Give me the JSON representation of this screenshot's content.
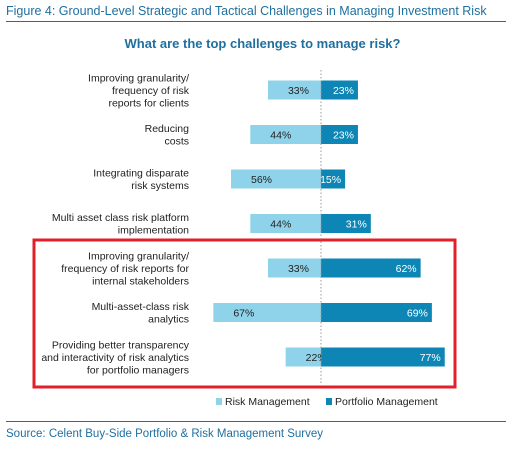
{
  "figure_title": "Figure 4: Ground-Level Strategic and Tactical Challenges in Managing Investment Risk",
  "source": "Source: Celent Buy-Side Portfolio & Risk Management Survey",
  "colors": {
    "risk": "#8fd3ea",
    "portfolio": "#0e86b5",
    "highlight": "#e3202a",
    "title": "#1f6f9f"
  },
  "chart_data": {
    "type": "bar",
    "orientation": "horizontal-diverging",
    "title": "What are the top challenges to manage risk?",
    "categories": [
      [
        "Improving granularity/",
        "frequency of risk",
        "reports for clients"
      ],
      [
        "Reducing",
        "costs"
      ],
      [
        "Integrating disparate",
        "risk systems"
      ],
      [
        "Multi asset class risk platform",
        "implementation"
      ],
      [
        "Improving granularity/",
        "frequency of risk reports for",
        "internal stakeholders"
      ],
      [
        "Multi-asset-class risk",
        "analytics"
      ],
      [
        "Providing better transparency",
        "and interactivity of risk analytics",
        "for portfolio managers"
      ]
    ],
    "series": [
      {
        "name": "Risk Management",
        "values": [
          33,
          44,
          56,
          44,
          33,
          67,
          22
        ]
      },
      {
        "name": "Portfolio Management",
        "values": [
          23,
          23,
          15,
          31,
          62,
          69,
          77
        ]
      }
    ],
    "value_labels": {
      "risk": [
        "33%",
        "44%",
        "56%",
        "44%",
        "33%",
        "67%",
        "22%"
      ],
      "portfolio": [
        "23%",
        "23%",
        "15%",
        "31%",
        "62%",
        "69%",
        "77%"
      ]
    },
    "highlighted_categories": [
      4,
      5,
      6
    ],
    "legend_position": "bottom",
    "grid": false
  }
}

+===+

- THE EXERCISE: In the entries above, identify every line with the word "asset". Copy those lines.

- WRITTEN SOLUTION:
        "Multi asset class risk platform",
        "Multi-asset-class risk",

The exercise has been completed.